Records from a data source:

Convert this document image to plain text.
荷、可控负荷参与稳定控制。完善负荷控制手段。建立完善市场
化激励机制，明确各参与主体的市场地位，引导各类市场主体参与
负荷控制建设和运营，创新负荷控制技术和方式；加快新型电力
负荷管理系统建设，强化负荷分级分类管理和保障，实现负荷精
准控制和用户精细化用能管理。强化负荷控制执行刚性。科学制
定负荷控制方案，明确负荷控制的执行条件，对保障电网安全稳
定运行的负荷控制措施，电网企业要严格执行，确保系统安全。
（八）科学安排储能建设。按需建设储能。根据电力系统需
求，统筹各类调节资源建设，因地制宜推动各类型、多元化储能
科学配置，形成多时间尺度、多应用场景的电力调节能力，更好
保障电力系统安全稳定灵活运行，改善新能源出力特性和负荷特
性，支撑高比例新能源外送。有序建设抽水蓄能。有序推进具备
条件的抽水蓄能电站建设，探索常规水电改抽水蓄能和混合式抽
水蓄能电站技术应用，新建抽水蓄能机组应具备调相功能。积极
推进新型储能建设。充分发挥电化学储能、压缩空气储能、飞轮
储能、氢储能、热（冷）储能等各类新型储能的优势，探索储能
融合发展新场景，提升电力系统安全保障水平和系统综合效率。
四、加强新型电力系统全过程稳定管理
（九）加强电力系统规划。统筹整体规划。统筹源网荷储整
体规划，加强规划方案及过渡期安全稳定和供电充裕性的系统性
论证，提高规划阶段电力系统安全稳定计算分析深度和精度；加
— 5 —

[SET PROBLEM] Here, the records must be output exactly and in full.

[OUTPUT OF THE TASK]
Convert this document image to plain text.
荷、可控负荷参与稳定控制。完善负荷控制手段。建立完善市场
化激励机制，明确各参与主体的市场地位，引导各类市场主体参与
负荷控制建设和运营，创新负荷控制技术和方式；加快新型电力
负荷管理系统建设，强化负荷分级分类管理和保障，实现负荷精
准控制和用户精细化用能管理。强化负荷控制执行刚性。科学制
定负荷控制方案，明确负荷控制的执行条件，对保障电网安全稳
定运行的负荷控制措施，电网企业要严格执行，确保系统安全。
（八）科学安排储能建设。按需建设储能。根据电力系统需
求，统筹各类调节资源建设，因地制宜推动各类型、多元化储能
科学配置，形成多时间尺度、多应用场景的电力调节能力，更好
保障电力系统安全稳定灵活运行，改善新能源出力特性和负荷特
性，支撑高比例新能源外送。有序建设抽水蓄能。有序推进具备
条件的抽水蓄能电站建设，探索常规水电改抽水蓄能和混合式抽
水蓄能电站技术应用，新建抽水蓄能机组应具备调相功能。积极
推进新型储能建设。充分发挥电化学储能、压缩空气储能、飞轮
储能、氢储能、热（冷）储能等各类新型储能的优势，探索储能
融合发展新场景，提升电力系统安全保障水平和系统综合效率。
四、加强新型电力系统全过程稳定管理
（九）加强电力系统规划。统筹整体规划。统筹源网荷储整
体规划，加强规划方案及过渡期安全稳定和供电充裕性的系统性
论证，提高规划阶段电力系统安全稳定计算分析深度和精度；加
— 5 —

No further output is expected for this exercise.